__Exercise requirements__. Show all lines from the data that include the word "腾龙突击步枪".

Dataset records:
----------

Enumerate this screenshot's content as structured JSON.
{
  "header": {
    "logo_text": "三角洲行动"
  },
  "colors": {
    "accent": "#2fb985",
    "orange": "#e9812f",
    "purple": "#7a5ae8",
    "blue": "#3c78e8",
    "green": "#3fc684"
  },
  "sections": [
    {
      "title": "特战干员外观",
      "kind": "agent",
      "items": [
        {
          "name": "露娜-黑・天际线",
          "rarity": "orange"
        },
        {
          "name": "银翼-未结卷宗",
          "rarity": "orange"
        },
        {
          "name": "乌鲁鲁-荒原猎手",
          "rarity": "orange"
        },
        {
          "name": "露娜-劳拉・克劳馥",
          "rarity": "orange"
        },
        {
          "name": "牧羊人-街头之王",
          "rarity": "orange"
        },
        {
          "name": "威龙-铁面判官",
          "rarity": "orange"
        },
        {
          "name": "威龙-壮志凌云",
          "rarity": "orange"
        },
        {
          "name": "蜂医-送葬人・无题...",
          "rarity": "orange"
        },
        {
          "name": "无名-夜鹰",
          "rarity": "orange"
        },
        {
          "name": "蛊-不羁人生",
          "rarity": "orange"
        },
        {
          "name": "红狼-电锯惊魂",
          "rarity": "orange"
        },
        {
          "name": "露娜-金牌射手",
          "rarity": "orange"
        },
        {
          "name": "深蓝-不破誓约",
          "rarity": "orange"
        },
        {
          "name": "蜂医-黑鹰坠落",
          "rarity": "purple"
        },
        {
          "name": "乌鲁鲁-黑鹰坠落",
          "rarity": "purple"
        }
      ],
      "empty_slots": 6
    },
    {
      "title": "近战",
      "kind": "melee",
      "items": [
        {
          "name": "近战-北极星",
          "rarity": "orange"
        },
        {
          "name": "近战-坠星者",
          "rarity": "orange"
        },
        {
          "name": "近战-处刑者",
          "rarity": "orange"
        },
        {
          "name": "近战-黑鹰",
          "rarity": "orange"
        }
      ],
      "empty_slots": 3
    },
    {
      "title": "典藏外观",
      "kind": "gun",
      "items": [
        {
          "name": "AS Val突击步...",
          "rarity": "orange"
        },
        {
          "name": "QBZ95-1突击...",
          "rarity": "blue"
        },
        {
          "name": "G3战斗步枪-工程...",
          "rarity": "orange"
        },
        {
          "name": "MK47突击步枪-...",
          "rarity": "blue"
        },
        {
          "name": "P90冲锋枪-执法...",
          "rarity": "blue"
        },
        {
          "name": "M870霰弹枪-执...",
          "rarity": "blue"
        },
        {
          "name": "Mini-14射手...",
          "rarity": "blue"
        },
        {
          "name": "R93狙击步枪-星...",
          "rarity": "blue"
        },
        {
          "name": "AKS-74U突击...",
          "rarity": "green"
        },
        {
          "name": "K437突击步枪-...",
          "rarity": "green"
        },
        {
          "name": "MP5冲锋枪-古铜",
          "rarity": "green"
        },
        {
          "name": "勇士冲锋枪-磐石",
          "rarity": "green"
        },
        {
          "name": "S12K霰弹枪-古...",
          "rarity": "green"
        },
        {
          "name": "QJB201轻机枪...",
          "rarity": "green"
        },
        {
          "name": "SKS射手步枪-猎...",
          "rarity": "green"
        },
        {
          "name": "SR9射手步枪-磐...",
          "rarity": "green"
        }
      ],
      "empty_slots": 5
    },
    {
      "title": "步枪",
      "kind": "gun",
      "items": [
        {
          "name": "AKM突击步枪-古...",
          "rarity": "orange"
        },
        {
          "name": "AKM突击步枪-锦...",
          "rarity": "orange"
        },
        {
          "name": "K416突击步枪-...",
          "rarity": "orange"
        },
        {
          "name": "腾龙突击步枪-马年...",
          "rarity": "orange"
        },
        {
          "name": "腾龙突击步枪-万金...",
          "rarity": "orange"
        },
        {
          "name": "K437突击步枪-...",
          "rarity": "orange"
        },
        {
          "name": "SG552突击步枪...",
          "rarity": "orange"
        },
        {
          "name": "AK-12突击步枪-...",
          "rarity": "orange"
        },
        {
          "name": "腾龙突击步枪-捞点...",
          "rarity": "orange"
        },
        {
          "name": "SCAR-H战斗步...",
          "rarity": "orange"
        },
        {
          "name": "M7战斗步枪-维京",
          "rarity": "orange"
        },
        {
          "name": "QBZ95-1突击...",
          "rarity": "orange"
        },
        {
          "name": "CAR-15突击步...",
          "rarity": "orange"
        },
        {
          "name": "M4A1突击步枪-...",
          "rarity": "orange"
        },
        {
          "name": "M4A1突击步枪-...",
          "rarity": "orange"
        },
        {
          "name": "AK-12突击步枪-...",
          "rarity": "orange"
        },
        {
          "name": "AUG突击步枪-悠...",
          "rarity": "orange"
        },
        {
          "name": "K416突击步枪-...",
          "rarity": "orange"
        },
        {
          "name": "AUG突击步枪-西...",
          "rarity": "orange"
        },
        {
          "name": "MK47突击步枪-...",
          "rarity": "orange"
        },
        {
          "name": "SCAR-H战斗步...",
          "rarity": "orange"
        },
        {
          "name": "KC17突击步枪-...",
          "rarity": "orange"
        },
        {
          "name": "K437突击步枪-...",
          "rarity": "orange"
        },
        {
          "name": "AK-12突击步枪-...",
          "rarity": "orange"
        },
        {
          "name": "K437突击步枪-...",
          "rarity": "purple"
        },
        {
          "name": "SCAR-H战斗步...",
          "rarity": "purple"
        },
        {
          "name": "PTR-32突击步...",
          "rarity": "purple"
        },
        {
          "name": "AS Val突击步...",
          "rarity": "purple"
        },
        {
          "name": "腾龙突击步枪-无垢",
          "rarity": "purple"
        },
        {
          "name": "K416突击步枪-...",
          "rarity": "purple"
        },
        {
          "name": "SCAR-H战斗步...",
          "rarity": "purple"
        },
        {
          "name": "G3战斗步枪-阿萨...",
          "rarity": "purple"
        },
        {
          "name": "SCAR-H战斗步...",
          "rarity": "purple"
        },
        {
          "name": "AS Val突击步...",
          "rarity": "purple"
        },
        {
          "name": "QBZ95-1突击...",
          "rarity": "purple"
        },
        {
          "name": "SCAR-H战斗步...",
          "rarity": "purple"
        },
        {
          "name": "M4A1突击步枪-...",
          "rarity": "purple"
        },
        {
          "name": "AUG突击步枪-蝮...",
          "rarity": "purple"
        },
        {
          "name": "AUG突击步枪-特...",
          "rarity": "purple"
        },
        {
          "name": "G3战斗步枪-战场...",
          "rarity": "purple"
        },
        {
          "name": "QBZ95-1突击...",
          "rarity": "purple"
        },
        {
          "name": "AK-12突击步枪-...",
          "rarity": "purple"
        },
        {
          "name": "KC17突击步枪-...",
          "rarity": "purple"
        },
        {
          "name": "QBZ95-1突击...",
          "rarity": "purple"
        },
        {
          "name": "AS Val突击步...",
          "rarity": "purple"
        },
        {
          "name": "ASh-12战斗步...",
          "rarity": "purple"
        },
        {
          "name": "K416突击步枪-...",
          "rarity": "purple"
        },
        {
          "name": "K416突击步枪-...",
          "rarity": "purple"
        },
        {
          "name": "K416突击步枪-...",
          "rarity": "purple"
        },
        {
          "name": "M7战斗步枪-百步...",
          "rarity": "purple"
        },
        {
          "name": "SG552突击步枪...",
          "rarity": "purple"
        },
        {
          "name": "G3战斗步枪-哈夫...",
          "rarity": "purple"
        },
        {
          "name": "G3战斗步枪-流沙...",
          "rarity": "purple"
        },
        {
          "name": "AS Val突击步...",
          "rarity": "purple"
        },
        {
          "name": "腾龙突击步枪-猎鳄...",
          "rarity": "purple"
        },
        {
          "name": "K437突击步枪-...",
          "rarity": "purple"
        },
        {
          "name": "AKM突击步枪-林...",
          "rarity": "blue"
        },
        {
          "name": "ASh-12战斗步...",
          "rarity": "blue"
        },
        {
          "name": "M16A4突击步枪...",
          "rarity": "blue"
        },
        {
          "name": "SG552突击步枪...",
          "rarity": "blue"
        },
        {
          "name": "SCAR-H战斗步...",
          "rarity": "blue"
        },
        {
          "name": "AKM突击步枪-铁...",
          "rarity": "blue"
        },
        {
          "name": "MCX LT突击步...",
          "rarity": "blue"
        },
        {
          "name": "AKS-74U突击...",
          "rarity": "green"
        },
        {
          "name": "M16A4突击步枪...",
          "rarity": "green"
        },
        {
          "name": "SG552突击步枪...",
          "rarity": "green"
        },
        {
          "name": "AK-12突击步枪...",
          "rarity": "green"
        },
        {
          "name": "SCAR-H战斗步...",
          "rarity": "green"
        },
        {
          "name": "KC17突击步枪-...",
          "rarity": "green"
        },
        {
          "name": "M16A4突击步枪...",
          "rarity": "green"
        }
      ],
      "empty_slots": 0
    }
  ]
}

----------

__Task output__.
          "name": "腾龙突击步枪-马年...",
          "name": "腾龙突击步枪-万金...",
          "name": "腾龙突击步枪-捞点...",
          "name": "腾龙突击步枪-无垢",
          "name": "腾龙突击步枪-猎鳄...",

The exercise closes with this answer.